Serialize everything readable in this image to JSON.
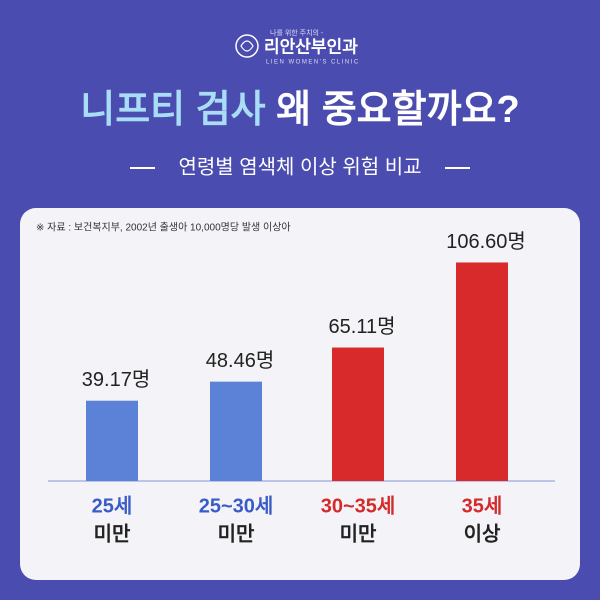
{
  "logo": {
    "tagline": "나를 위한 주치의 -",
    "name": "리안산부인과",
    "english": "LIEN WOMEN'S CLINIC"
  },
  "chart_data": {
    "type": "bar",
    "title_highlight": "니프티 검사",
    "title_rest": "왜 중요할까요?",
    "subtitle": "연령별 염색체 이상 위험 비교",
    "source": "※ 자료 : 보건복지부, 2002년 출생아 10,000명당 발생 이상아",
    "categories": [
      [
        "25세",
        "미만"
      ],
      [
        "25~30세",
        "미만"
      ],
      [
        "30~35세",
        "미만"
      ],
      [
        "35세",
        "이상"
      ]
    ],
    "values": [
      39.17,
      48.46,
      65.11,
      106.6
    ],
    "value_labels": [
      "39.17명",
      "48.46명",
      "65.11명",
      "106.60명"
    ],
    "colors": [
      "#5c82d8",
      "#5c82d8",
      "#d82a2a",
      "#d82a2a"
    ],
    "category_colors": [
      "#3a5cc8",
      "#3a5cc8",
      "#d42a2a",
      "#d42a2a"
    ]
  }
}
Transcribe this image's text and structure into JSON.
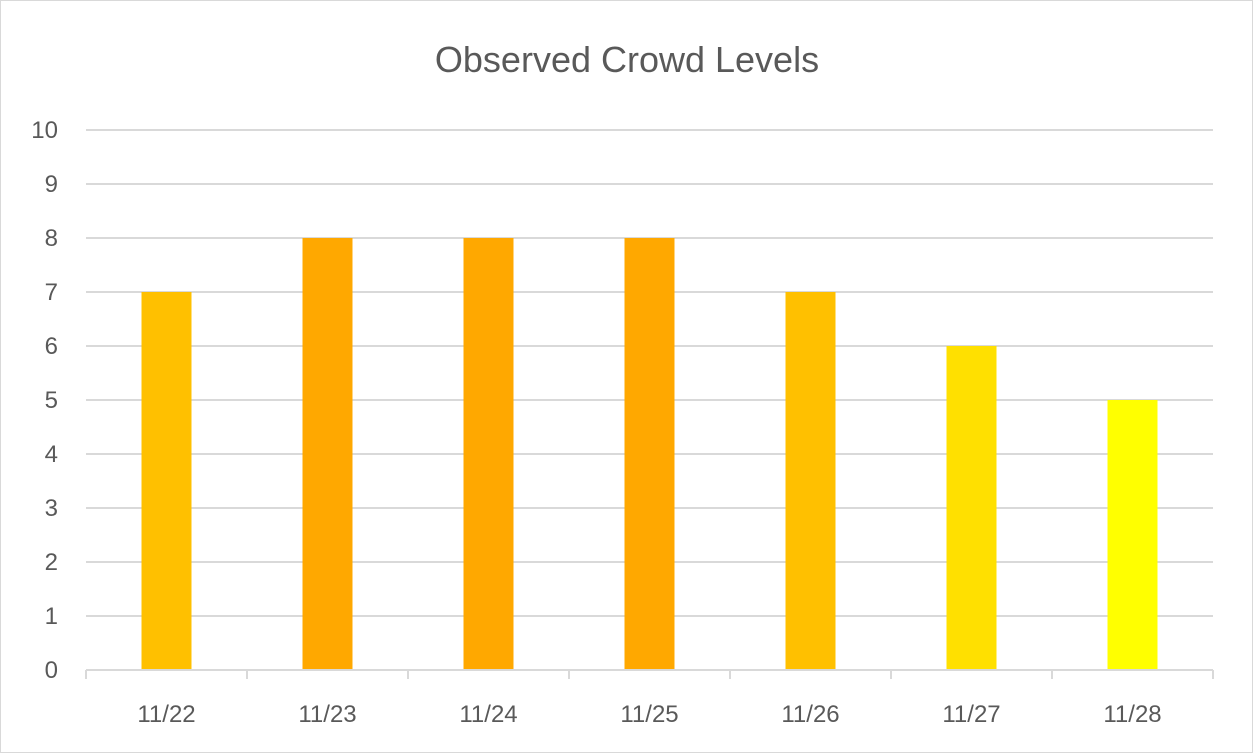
{
  "chart_data": {
    "type": "bar",
    "title": "Observed Crowd Levels",
    "xlabel": "",
    "ylabel": "",
    "categories": [
      "11/22",
      "11/23",
      "11/24",
      "11/25",
      "11/26",
      "11/27",
      "11/28"
    ],
    "values": [
      7,
      8,
      8,
      8,
      7,
      6,
      5
    ],
    "bar_colors": [
      "#FFC000",
      "#FFA800",
      "#FFA800",
      "#FFA800",
      "#FFC000",
      "#FFE000",
      "#FFFF00"
    ],
    "ylim": [
      0,
      10
    ],
    "yticks": [
      0,
      1,
      2,
      3,
      4,
      5,
      6,
      7,
      8,
      9,
      10
    ],
    "grid": true,
    "legend": "none"
  }
}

### INSTRUCTIONS FOR THE TASK
Return every line in the listing that contains the word "image".

### ANSWER TO THIS PROBLEM
Serialize everything readable in this image to JSON.
Transcribe this image's text and structure into JSON.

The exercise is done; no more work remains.